====== Records provided ======

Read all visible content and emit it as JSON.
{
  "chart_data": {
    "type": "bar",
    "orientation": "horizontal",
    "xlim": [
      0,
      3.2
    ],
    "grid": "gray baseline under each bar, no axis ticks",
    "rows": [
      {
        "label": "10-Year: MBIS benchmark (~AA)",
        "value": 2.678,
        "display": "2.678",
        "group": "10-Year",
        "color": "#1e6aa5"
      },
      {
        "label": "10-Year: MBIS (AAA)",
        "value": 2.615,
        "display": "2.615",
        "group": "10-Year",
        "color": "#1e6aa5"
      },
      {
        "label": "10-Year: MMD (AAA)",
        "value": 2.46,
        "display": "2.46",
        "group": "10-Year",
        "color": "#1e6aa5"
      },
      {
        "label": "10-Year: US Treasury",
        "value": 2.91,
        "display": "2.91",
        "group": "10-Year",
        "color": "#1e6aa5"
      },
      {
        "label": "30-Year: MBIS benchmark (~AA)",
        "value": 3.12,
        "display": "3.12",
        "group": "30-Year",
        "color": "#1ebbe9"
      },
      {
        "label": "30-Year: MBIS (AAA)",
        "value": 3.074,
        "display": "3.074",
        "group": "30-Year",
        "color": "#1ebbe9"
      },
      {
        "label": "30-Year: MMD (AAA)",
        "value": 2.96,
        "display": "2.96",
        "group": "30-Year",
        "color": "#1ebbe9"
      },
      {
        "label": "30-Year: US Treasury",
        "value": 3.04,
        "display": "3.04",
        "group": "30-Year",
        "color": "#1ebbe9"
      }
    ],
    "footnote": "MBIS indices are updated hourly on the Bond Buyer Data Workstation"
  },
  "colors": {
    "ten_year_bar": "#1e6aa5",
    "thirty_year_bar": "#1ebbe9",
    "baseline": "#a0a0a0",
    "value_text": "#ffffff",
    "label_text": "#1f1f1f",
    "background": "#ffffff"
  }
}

======

*Task to carry out*:
Identify the lines that hold the word "baseline". Copy every one of them.

*Response to the task*:
    "grid": "gray baseline under each bar, no axis ticks",
    "baseline": "#a0a0a0",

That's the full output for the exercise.